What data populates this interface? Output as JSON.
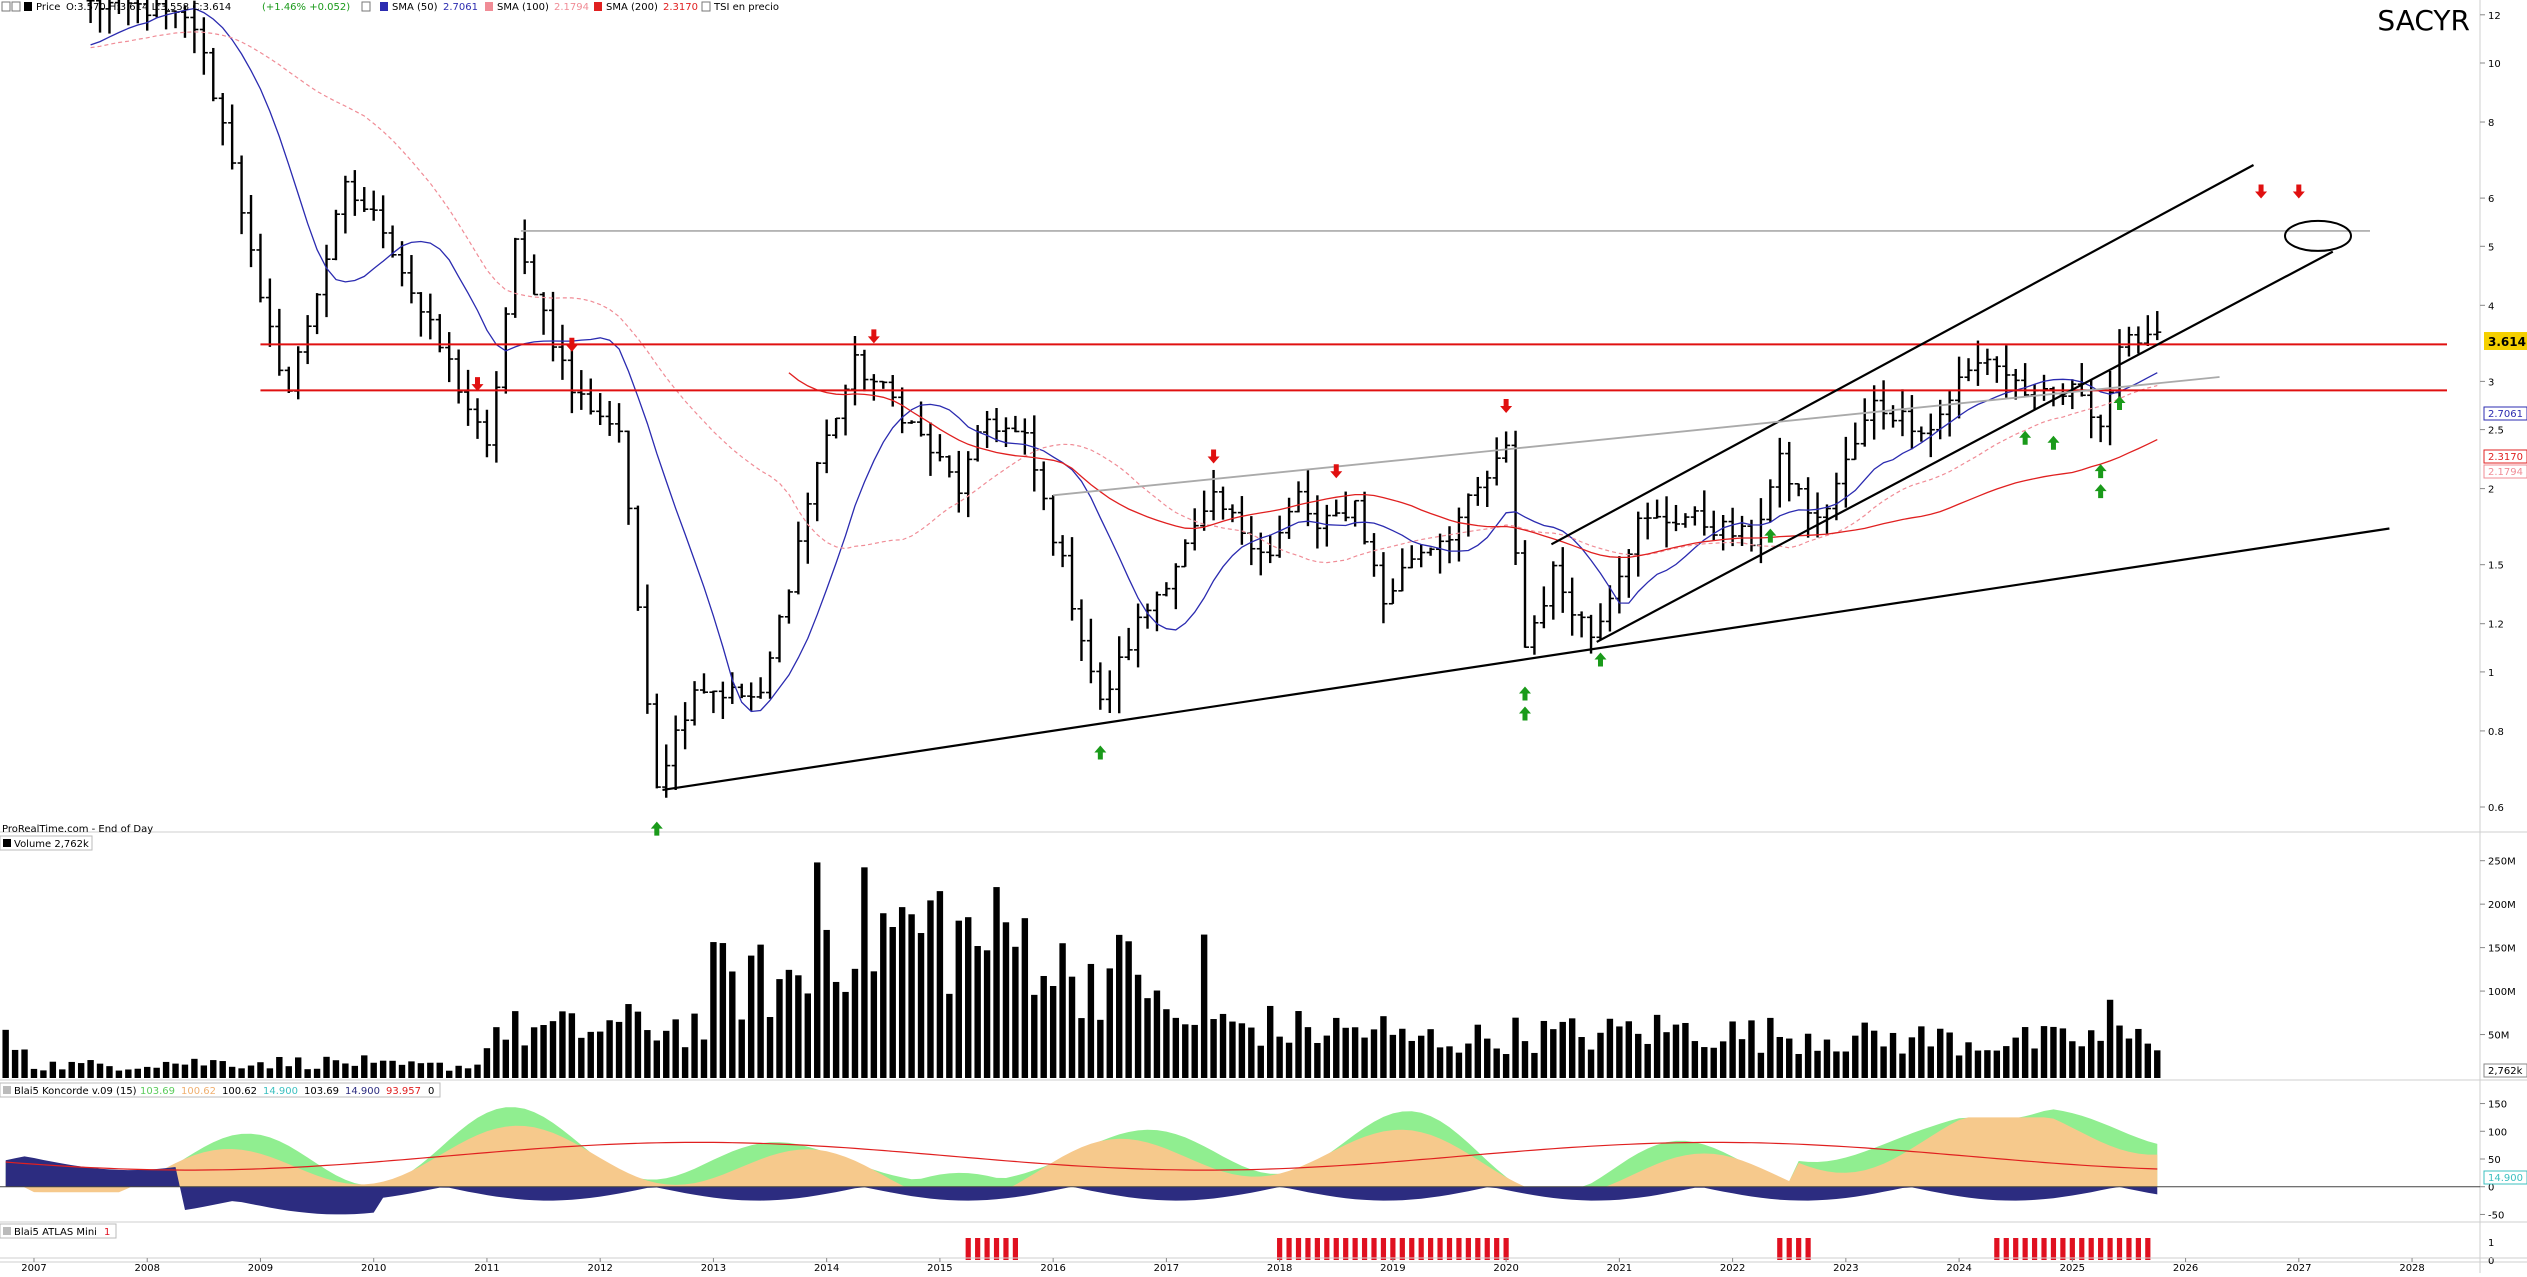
{
  "ticker": "SACYR",
  "price_header": {
    "price_label": "Price",
    "ohlc": "O:3.570 H:3.614 L:3.558 C:3.614",
    "change": "(+1.46% +0.052)",
    "sma50": "SMA (50)",
    "sma50_val": "2.7061",
    "sma100": "SMA (100)",
    "sma100_val": "2.1794",
    "sma200": "SMA (200)",
    "sma200_val": "2.3170",
    "tsi": "TSI en precio"
  },
  "source_label": "ProRealTime.com - End of Day",
  "volume_header": "Volume 2,762k",
  "koncorde_header": {
    "name": "Blai5 Koncorde v.09 (15)",
    "v1": "103.69",
    "v2": "100.62",
    "v3": "100.62",
    "v4": "14.900",
    "v5": "103.69",
    "v6": "14.900",
    "v7": "93.957",
    "v8": "0"
  },
  "atlas_header": {
    "name": "Blai5 ATLAS Mini",
    "value": "1"
  },
  "colors": {
    "sma50": "#2b2bb0",
    "sma100": "#f08c96",
    "sma200": "#e02020",
    "up_arrow": "#1a9a1a",
    "down_arrow": "#e01010",
    "price_badge": "#f5d000",
    "koncorde_green": "#90ee90",
    "koncorde_orange": "#f6c98c",
    "koncorde_blue": "#2c2c80",
    "koncorde_cyan": "#3cc0c0",
    "atlas_red": "#e01020"
  },
  "price_badges": {
    "last": "3.614",
    "sma50": "2.7061",
    "sma200": "2.3170",
    "sma100": "2.1794"
  },
  "volume_last_badge": "2,762k",
  "koncorde_last_badge": "14.900",
  "chart_data": [
    {
      "type": "ohlc-bars",
      "title": "SACYR",
      "frequency": "monthly",
      "y_scale": "log",
      "ylim": [
        0.55,
        12.5
      ],
      "y_ticks": [
        0.6,
        0.8,
        1,
        1.2,
        1.5,
        2,
        2.5,
        3,
        4,
        5,
        6,
        8,
        10,
        12
      ],
      "x_ticks": [
        "2007",
        "2008",
        "2009",
        "2010",
        "2011",
        "2012",
        "2013",
        "2014",
        "2015",
        "2016",
        "2017",
        "2018",
        "2019",
        "2020",
        "2021",
        "2022",
        "2023",
        "2024",
        "2025",
        "2026",
        "2027",
        "2028"
      ],
      "anchors": [
        [
          "2007-07",
          12.5
        ],
        [
          "2008-01",
          12.3
        ],
        [
          "2008-06",
          11.5
        ],
        [
          "2008-10",
          7.0
        ],
        [
          "2009-01",
          4.0
        ],
        [
          "2009-04",
          2.9
        ],
        [
          "2009-10",
          6.2
        ],
        [
          "2010-02",
          5.4
        ],
        [
          "2010-06",
          3.9
        ],
        [
          "2010-09",
          3.2
        ],
        [
          "2011-01",
          2.3
        ],
        [
          "2011-04",
          5.0
        ],
        [
          "2011-06",
          4.3
        ],
        [
          "2011-10",
          2.9
        ],
        [
          "2012-03",
          2.5
        ],
        [
          "2012-07",
          0.66
        ],
        [
          "2012-11",
          0.95
        ],
        [
          "2013-06",
          0.9
        ],
        [
          "2013-12",
          2.2
        ],
        [
          "2014-04",
          3.2
        ],
        [
          "2014-08",
          2.8
        ],
        [
          "2015-03",
          2.0
        ],
        [
          "2015-06",
          2.6
        ],
        [
          "2015-10",
          2.4
        ],
        [
          "2016-02",
          1.5
        ],
        [
          "2016-06",
          0.88
        ],
        [
          "2016-10",
          1.2
        ],
        [
          "2017-03",
          1.6
        ],
        [
          "2017-06",
          1.9
        ],
        [
          "2017-12",
          1.55
        ],
        [
          "2018-03",
          1.95
        ],
        [
          "2018-05",
          1.7
        ],
        [
          "2018-09",
          1.9
        ],
        [
          "2018-12",
          1.3
        ],
        [
          "2019-03",
          1.55
        ],
        [
          "2019-07",
          1.7
        ],
        [
          "2020-01",
          2.3
        ],
        [
          "2020-03",
          1.1
        ],
        [
          "2020-06",
          1.45
        ],
        [
          "2020-10",
          1.15
        ],
        [
          "2021-03",
          1.75
        ],
        [
          "2021-08",
          1.8
        ],
        [
          "2022-03",
          1.65
        ],
        [
          "2022-06",
          2.2
        ],
        [
          "2022-10",
          1.75
        ],
        [
          "2023-04",
          2.75
        ],
        [
          "2023-10",
          2.5
        ],
        [
          "2024-01",
          3.0
        ],
        [
          "2024-04",
          3.3
        ],
        [
          "2024-09",
          2.8
        ],
        [
          "2025-02",
          2.9
        ],
        [
          "2025-04",
          2.55
        ],
        [
          "2025-06",
          3.3
        ],
        [
          "2025-08",
          3.6
        ],
        [
          "2025-10",
          3.614
        ]
      ],
      "series": [
        {
          "name": "SMA (50)",
          "value": "2.7061"
        },
        {
          "name": "SMA (100)",
          "value": "2.1794"
        },
        {
          "name": "SMA (200)",
          "value": "2.3170"
        }
      ],
      "annotations": {
        "horizontal_levels": [
          3.45,
          2.9,
          5.3
        ],
        "up_arrows": [
          "2012-07",
          "2016-06",
          "2020-03",
          "2020-03",
          "2020-11",
          "2022-05",
          "2024-08",
          "2024-11",
          "2025-04",
          "2025-04",
          "2025-06"
        ],
        "down_arrows": [
          "2010-12",
          "2011-10",
          "2014-06",
          "2017-06",
          "2018-07",
          "2020-01",
          "2026-09",
          "2027-01"
        ]
      }
    },
    {
      "type": "bar",
      "title": "Volume",
      "unit": "M",
      "ylim": [
        0,
        260
      ],
      "y_ticks": [
        "50M",
        "100M",
        "150M",
        "200M",
        "250M"
      ],
      "annual_typical_values": {
        "2007": 15,
        "2008": 18,
        "2009": 18,
        "2010": 14,
        "2011": 55,
        "2012": 60,
        "2013": 110,
        "2014": 170,
        "2015": 160,
        "2016": 120,
        "2017": 60,
        "2018": 55,
        "2019": 45,
        "2020": 50,
        "2021": 55,
        "2022": 50,
        "2023": 45,
        "2024": 42,
        "2025": 45
      },
      "peaks": [
        [
          "2013-12",
          248
        ],
        [
          "2015-01",
          215
        ],
        [
          "2017-05",
          165
        ],
        [
          "2025-05",
          90
        ]
      ]
    },
    {
      "type": "area",
      "title": "Blai5 Koncorde v.09 (15)",
      "ylim": [
        -60,
        160
      ],
      "y_ticks": [
        "-50",
        "0",
        "50",
        "100",
        "150"
      ]
    },
    {
      "type": "bar",
      "title": "Blai5 ATLAS Mini",
      "ylim": [
        0,
        1
      ],
      "y_ticks": [
        "0",
        "1"
      ],
      "active_periods": [
        [
          "2015-04",
          "2015-09"
        ],
        [
          "2018-01",
          "2020-01"
        ],
        [
          "2022-06",
          "2022-09"
        ],
        [
          "2024-05",
          "2025-09"
        ]
      ]
    }
  ]
}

+--

STATED EXERCISE: Restate each entry word for word, please, but drop any images it holds.

ANSWER TO THIS PROBLEM:
What data populates this interface? Output as JSON.
{
  "ticker": "SACYR",
  "price_header": {
    "price_label": "Price",
    "ohlc": "O:3.570 H:3.614 L:3.558 C:3.614",
    "change": "(+1.46% +0.052)",
    "sma50": "SMA (50)",
    "sma50_val": "2.7061",
    "sma100": "SMA (100)",
    "sma100_val": "2.1794",
    "sma200": "SMA (200)",
    "sma200_val": "2.3170",
    "tsi": "TSI en precio"
  },
  "source_label": "ProRealTime.com - End of Day",
  "volume_header": "Volume 2,762k",
  "koncorde_header": {
    "name": "Blai5 Koncorde v.09 (15)",
    "v1": "103.69",
    "v2": "100.62",
    "v3": "100.62",
    "v4": "14.900",
    "v5": "103.69",
    "v6": "14.900",
    "v7": "93.957",
    "v8": "0"
  },
  "atlas_header": {
    "name": "Blai5 ATLAS Mini",
    "value": "1"
  },
  "colors": {
    "sma50": "#2b2bb0",
    "sma100": "#f08c96",
    "sma200": "#e02020",
    "up_arrow": "#1a9a1a",
    "down_arrow": "#e01010",
    "price_badge": "#f5d000",
    "koncorde_green": "#90ee90",
    "koncorde_orange": "#f6c98c",
    "koncorde_blue": "#2c2c80",
    "koncorde_cyan": "#3cc0c0",
    "atlas_red": "#e01020"
  },
  "price_badges": {
    "last": "3.614",
    "sma50": "2.7061",
    "sma200": "2.3170",
    "sma100": "2.1794"
  },
  "volume_last_badge": "2,762k",
  "koncorde_last_badge": "14.900",
  "chart_data": [
    {
      "type": "ohlc-bars",
      "title": "SACYR",
      "frequency": "monthly",
      "y_scale": "log",
      "ylim": [
        0.55,
        12.5
      ],
      "y_ticks": [
        0.6,
        0.8,
        1,
        1.2,
        1.5,
        2,
        2.5,
        3,
        4,
        5,
        6,
        8,
        10,
        12
      ],
      "x_ticks": [
        "2007",
        "2008",
        "2009",
        "2010",
        "2011",
        "2012",
        "2013",
        "2014",
        "2015",
        "2016",
        "2017",
        "2018",
        "2019",
        "2020",
        "2021",
        "2022",
        "2023",
        "2024",
        "2025",
        "2026",
        "2027",
        "2028"
      ],
      "anchors": [
        [
          "2007-07",
          12.5
        ],
        [
          "2008-01",
          12.3
        ],
        [
          "2008-06",
          11.5
        ],
        [
          "2008-10",
          7.0
        ],
        [
          "2009-01",
          4.0
        ],
        [
          "2009-04",
          2.9
        ],
        [
          "2009-10",
          6.2
        ],
        [
          "2010-02",
          5.4
        ],
        [
          "2010-06",
          3.9
        ],
        [
          "2010-09",
          3.2
        ],
        [
          "2011-01",
          2.3
        ],
        [
          "2011-04",
          5.0
        ],
        [
          "2011-06",
          4.3
        ],
        [
          "2011-10",
          2.9
        ],
        [
          "2012-03",
          2.5
        ],
        [
          "2012-07",
          0.66
        ],
        [
          "2012-11",
          0.95
        ],
        [
          "2013-06",
          0.9
        ],
        [
          "2013-12",
          2.2
        ],
        [
          "2014-04",
          3.2
        ],
        [
          "2014-08",
          2.8
        ],
        [
          "2015-03",
          2.0
        ],
        [
          "2015-06",
          2.6
        ],
        [
          "2015-10",
          2.4
        ],
        [
          "2016-02",
          1.5
        ],
        [
          "2016-06",
          0.88
        ],
        [
          "2016-10",
          1.2
        ],
        [
          "2017-03",
          1.6
        ],
        [
          "2017-06",
          1.9
        ],
        [
          "2017-12",
          1.55
        ],
        [
          "2018-03",
          1.95
        ],
        [
          "2018-05",
          1.7
        ],
        [
          "2018-09",
          1.9
        ],
        [
          "2018-12",
          1.3
        ],
        [
          "2019-03",
          1.55
        ],
        [
          "2019-07",
          1.7
        ],
        [
          "2020-01",
          2.3
        ],
        [
          "2020-03",
          1.1
        ],
        [
          "2020-06",
          1.45
        ],
        [
          "2020-10",
          1.15
        ],
        [
          "2021-03",
          1.75
        ],
        [
          "2021-08",
          1.8
        ],
        [
          "2022-03",
          1.65
        ],
        [
          "2022-06",
          2.2
        ],
        [
          "2022-10",
          1.75
        ],
        [
          "2023-04",
          2.75
        ],
        [
          "2023-10",
          2.5
        ],
        [
          "2024-01",
          3.0
        ],
        [
          "2024-04",
          3.3
        ],
        [
          "2024-09",
          2.8
        ],
        [
          "2025-02",
          2.9
        ],
        [
          "2025-04",
          2.55
        ],
        [
          "2025-06",
          3.3
        ],
        [
          "2025-08",
          3.6
        ],
        [
          "2025-10",
          3.614
        ]
      ],
      "series": [
        {
          "name": "SMA (50)",
          "value": "2.7061"
        },
        {
          "name": "SMA (100)",
          "value": "2.1794"
        },
        {
          "name": "SMA (200)",
          "value": "2.3170"
        }
      ],
      "annotations": {
        "horizontal_levels": [
          3.45,
          2.9,
          5.3
        ],
        "up_arrows": [
          "2012-07",
          "2016-06",
          "2020-03",
          "2020-03",
          "2020-11",
          "2022-05",
          "2024-08",
          "2024-11",
          "2025-04",
          "2025-04",
          "2025-06"
        ],
        "down_arrows": [
          "2010-12",
          "2011-10",
          "2014-06",
          "2017-06",
          "2018-07",
          "2020-01",
          "2026-09",
          "2027-01"
        ]
      }
    },
    {
      "type": "bar",
      "title": "Volume",
      "unit": "M",
      "ylim": [
        0,
        260
      ],
      "y_ticks": [
        "50M",
        "100M",
        "150M",
        "200M",
        "250M"
      ],
      "annual_typical_values": {
        "2007": 15,
        "2008": 18,
        "2009": 18,
        "2010": 14,
        "2011": 55,
        "2012": 60,
        "2013": 110,
        "2014": 170,
        "2015": 160,
        "2016": 120,
        "2017": 60,
        "2018": 55,
        "2019": 45,
        "2020": 50,
        "2021": 55,
        "2022": 50,
        "2023": 45,
        "2024": 42,
        "2025": 45
      },
      "peaks": [
        [
          "2013-12",
          248
        ],
        [
          "2015-01",
          215
        ],
        [
          "2017-05",
          165
        ],
        [
          "2025-05",
          90
        ]
      ]
    },
    {
      "type": "area",
      "title": "Blai5 Koncorde v.09 (15)",
      "ylim": [
        -60,
        160
      ],
      "y_ticks": [
        "-50",
        "0",
        "50",
        "100",
        "150"
      ]
    },
    {
      "type": "bar",
      "title": "Blai5 ATLAS Mini",
      "ylim": [
        0,
        1
      ],
      "y_ticks": [
        "0",
        "1"
      ],
      "active_periods": [
        [
          "2015-04",
          "2015-09"
        ],
        [
          "2018-01",
          "2020-01"
        ],
        [
          "2022-06",
          "2022-09"
        ],
        [
          "2024-05",
          "2025-09"
        ]
      ]
    }
  ]
}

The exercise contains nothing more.